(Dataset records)
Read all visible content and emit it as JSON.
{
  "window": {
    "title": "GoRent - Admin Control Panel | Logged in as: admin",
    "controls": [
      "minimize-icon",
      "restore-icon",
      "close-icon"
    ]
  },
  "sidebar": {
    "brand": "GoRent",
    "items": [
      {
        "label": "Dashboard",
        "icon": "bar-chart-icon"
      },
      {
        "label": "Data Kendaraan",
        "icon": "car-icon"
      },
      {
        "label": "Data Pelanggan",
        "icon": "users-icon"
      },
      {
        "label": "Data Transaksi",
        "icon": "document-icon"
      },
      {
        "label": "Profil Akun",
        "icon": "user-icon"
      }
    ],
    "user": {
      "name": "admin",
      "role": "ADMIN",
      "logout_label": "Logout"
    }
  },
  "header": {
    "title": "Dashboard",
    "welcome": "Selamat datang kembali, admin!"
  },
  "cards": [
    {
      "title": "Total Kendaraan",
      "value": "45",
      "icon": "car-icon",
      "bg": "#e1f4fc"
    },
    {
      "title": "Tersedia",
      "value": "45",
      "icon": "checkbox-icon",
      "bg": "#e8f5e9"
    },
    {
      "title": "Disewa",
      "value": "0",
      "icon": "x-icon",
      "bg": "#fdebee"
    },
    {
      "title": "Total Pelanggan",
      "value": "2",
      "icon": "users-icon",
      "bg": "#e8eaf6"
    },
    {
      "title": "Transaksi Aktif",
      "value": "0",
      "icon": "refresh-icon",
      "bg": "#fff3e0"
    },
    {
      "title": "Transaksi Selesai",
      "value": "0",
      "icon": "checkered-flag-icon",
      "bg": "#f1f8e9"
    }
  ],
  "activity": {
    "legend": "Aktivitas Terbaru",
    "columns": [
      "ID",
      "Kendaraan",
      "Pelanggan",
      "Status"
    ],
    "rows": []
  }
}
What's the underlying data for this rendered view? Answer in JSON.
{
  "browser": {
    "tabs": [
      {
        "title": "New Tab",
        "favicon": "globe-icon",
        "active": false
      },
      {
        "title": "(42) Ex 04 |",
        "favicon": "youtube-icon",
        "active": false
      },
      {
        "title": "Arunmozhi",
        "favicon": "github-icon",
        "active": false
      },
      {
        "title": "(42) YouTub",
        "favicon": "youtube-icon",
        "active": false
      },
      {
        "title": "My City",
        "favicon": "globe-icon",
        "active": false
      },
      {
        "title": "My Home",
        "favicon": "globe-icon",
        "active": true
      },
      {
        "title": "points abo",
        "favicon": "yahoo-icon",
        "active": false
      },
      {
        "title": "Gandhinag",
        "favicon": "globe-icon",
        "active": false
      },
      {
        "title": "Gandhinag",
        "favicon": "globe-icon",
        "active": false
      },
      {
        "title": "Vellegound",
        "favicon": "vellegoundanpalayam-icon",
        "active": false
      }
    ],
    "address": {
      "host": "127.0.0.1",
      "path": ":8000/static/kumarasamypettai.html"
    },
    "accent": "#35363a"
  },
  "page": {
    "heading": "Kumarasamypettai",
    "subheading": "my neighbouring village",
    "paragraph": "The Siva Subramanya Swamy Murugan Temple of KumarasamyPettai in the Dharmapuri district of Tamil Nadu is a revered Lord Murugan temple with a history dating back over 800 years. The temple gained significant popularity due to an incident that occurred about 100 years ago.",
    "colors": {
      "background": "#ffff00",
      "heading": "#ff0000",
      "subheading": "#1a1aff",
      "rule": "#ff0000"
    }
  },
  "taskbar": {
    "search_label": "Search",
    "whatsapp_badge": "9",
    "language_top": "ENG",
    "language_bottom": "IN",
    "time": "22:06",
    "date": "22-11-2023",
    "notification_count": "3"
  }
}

Problem details — Extract every record. Keep wording exact.

Written solution —
Read all visible content and emit it as JSON.
{
  "window": {
    "title": "GoRent - Admin Control Panel | Logged in as: admin",
    "controls": [
      "minimize-icon",
      "restore-icon",
      "close-icon"
    ]
  },
  "sidebar": {
    "brand": "GoRent",
    "items": [
      {
        "label": "Dashboard",
        "icon": "bar-chart-icon"
      },
      {
        "label": "Data Kendaraan",
        "icon": "car-icon"
      },
      {
        "label": "Data Pelanggan",
        "icon": "users-icon"
      },
      {
        "label": "Data Transaksi",
        "icon": "document-icon"
      },
      {
        "label": "Profil Akun",
        "icon": "user-icon"
      }
    ],
    "user": {
      "name": "admin",
      "role": "ADMIN",
      "logout_label": "Logout"
    }
  },
  "header": {
    "title": "Dashboard",
    "welcome": "Selamat datang kembali, admin!"
  },
  "cards": [
    {
      "title": "Total Kendaraan",
      "value": "45",
      "icon": "car-icon",
      "bg": "#e1f4fc"
    },
    {
      "title": "Tersedia",
      "value": "45",
      "icon": "checkbox-icon",
      "bg": "#e8f5e9"
    },
    {
      "title": "Disewa",
      "value": "0",
      "icon": "x-icon",
      "bg": "#fdebee"
    },
    {
      "title": "Total Pelanggan",
      "value": "2",
      "icon": "users-icon",
      "bg": "#e8eaf6"
    },
    {
      "title": "Transaksi Aktif",
      "value": "0",
      "icon": "refresh-icon",
      "bg": "#fff3e0"
    },
    {
      "title": "Transaksi Selesai",
      "value": "0",
      "icon": "checkered-flag-icon",
      "bg": "#f1f8e9"
    }
  ],
  "activity": {
    "legend": "Aktivitas Terbaru",
    "columns": [
      "ID",
      "Kendaraan",
      "Pelanggan",
      "Status"
    ],
    "rows": []
  }
}
What's the underlying data for this rendered view? Answer in JSON.
{
  "browser": {
    "tabs": [
      {
        "title": "New Tab",
        "favicon": "globe-icon",
        "active": false
      },
      {
        "title": "(42) Ex 04 |",
        "favicon": "youtube-icon",
        "active": false
      },
      {
        "title": "Arunmozhi",
        "favicon": "github-icon",
        "active": false
      },
      {
        "title": "(42) YouTub",
        "favicon": "youtube-icon",
        "active": false
      },
      {
        "title": "My City",
        "favicon": "globe-icon",
        "active": false
      },
      {
        "title": "My Home",
        "favicon": "globe-icon",
        "active": true
      },
      {
        "title": "points abo",
        "favicon": "yahoo-icon",
        "active": false
      },
      {
        "title": "Gandhinag",
        "favicon": "globe-icon",
        "active": false
      },
      {
        "title": "Gandhinag",
        "favicon": "globe-icon",
        "active": false
      },
      {
        "title": "Vellegound",
        "favicon": "vellegoundanpalayam-icon",
        "active": false
      }
    ],
    "address": {
      "host": "127.0.0.1",
      "path": ":8000/static/kumarasamypettai.html"
    },
    "accent": "#35363a"
  },
  "page": {
    "heading": "Kumarasamypettai",
    "subheading": "my neighbouring village",
    "paragraph": "The Siva Subramanya Swamy Murugan Temple of KumarasamyPettai in the Dharmapuri district of Tamil Nadu is a revered Lord Murugan temple with a history dating back over 800 years. The temple gained significant popularity due to an incident that occurred about 100 years ago.",
    "colors": {
      "background": "#ffff00",
      "heading": "#ff0000",
      "subheading": "#1a1aff",
      "rule": "#ff0000"
    }
  },
  "taskbar": {
    "search_label": "Search",
    "whatsapp_badge": "9",
    "language_top": "ENG",
    "language_bottom": "IN",
    "time": "22:06",
    "date": "22-11-2023",
    "notification_count": "3"
  }
}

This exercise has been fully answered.